TASK REQUIREMENTS:
Where the word "Genève" occurs in a line, return that line.

———

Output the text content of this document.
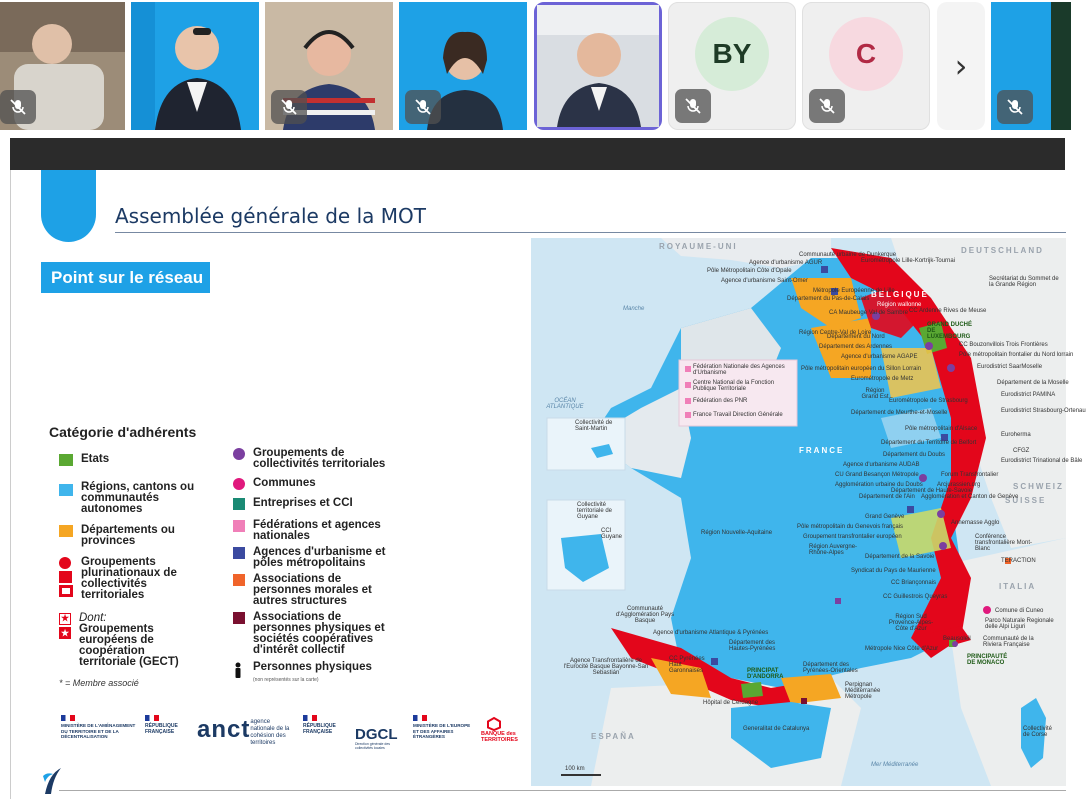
BY	C	›
Assemblée générale de la MOT
Point sur le réseau
Catégorie d'adhérents
Etats
Régions, cantons ou communautés autonomes
Départements ou provinces
Groupements plurinationaux de collectivités territoriales
★
★
Dont:
Groupements européens de coopération territoriale (GECT)
Groupements de collectivités territoriales
Communes
Entreprises et CCI
Fédérations et agences nationales
Agences d'urbanisme et pôles métropolitains
Associations de personnes morales et autres structures
Associations de personnes physiques et sociétés coopératives d'intérêt collectif
Personnes physiques
(non représentés sur la carte)
* = Membre associé
MINISTÈRE DE L'AMÉNAGEMENT DU TERRITOIRE ET DE LA DÉCENTRALISATION
RÉPUBLIQUE FRANÇAISE anct agence nationale de la cohésion des territoires
RÉPUBLIQUE FRANÇAISE	DGCL
Direction générale des collectivités locales
MINISTÈRE DE L'EUROPE ET DES AFFAIRES ÉTRANGÈRES	BANQUE des TERRITOIRES
ROYAUME-UNI	DEUTSCHLAND
BELGIQUE
FRANCE
SCHWEIZ
SUISSE
ITALIA
ESPAÑA
Manche
OCÉAN ATLANTIQUE
Mer Méditerranée
Région Nouvelle-Aquitaine
Région Auvergne-Rhône-Alpes
Région Sud Provence-Alpes-Côte d'Azur
Generalitat de Catalunya	Collectivité de Corse
Région Grand Est
Région wallonne
GRAND DUCHÉ DE LUXEMBOURG
PRINCIPAT D'ANDORRA
PRINCIPAUTÉ DE MONACO
Communauté urbaine de Dunkerque
Agence d'urbanisme AGUR
Pôle Métropolitain Côte d'Opale
Agence d'urbanisme Saint-Omer
Métropole Européenne de Lille
Département du Pas-de-Calais
Eurométropole Lille-Kortrijk-Tournai
Secrétariat du Sommet de la Grande Région
CA Maubeuge Val de Sambre
Département du Nord
CC Ardenne Rives de Meuse
Département des Ardennes
Agence d'urbanisme AGAPE
CC Bouzonvillois Trois Frontières
Pôle métropolitain frontalier du Nord lorrain
Eurodistrict SaarMoselle
Pôle métropolitain européen du Sillon Lorrain
Eurométropole de Metz
Département de la Moselle
Eurodistrict PAMINA
Eurométropole de Strasbourg
Eurodistrict Strasbourg-Ortenau
Département de Meurthe-et-Moselle
Pôle métropolitain d'Alsace
Euroherma
Département du Territoire de Belfort
Département du Doubs
Agence d'urbanisme AUDAB
CU Grand Besançon Métropole
Agglomération urbaine du Doubs
Forum Transfrontalier
Arcjurassien.org
Eurodistrict Trinational de Bâle
CFGZ
Département de Haute-Savoie
Département de l'Ain Agglomération et Canton de Genève
Grand Genève
Pôle métropolitain du Genevois français
Groupement transfrontalier européen
Annemasse Agglo
Conférence transfrontalière Mont-Blanc
TERACTION
Département de la Savoie
Syndicat du Pays de Maurienne
CC Briançonnais
CC Guillestrois Queyras
Comune di Cuneo
Parco Naturale Regionale delle Alpi Liguri
Communauté de la Riviera Française
Métropole Nice Côte d'Azur
Beausoleil
Département des Hautes-Pyrénées
Département des Pyrénées-Orientales
Perpignan Méditerranée Métropole
CC Pyrénées Haut Garonnaises
Communauté d'Agglomération Pays Basque
Agence d'urbanisme Atlantique & Pyrénées
Agence Transfrontalière de l'Eurocité Basque Bayonne-San Sebastián
Hôpital de Cerdagne
Région Centre-Val de Loire
Fédération Nationale des Agences d'Urbanisme
Centre National de la Fonction Publique Territoriale
Fédération des PNR
France Travail Direction Générale
Collectivité de Saint-Martin
Collectivité territoriale de Guyane
CCI Guyane
100 km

———

ANSWER TO THE PROBLEM:
Département de l'Ain Agglomération et Canton de Genève
Grand Genève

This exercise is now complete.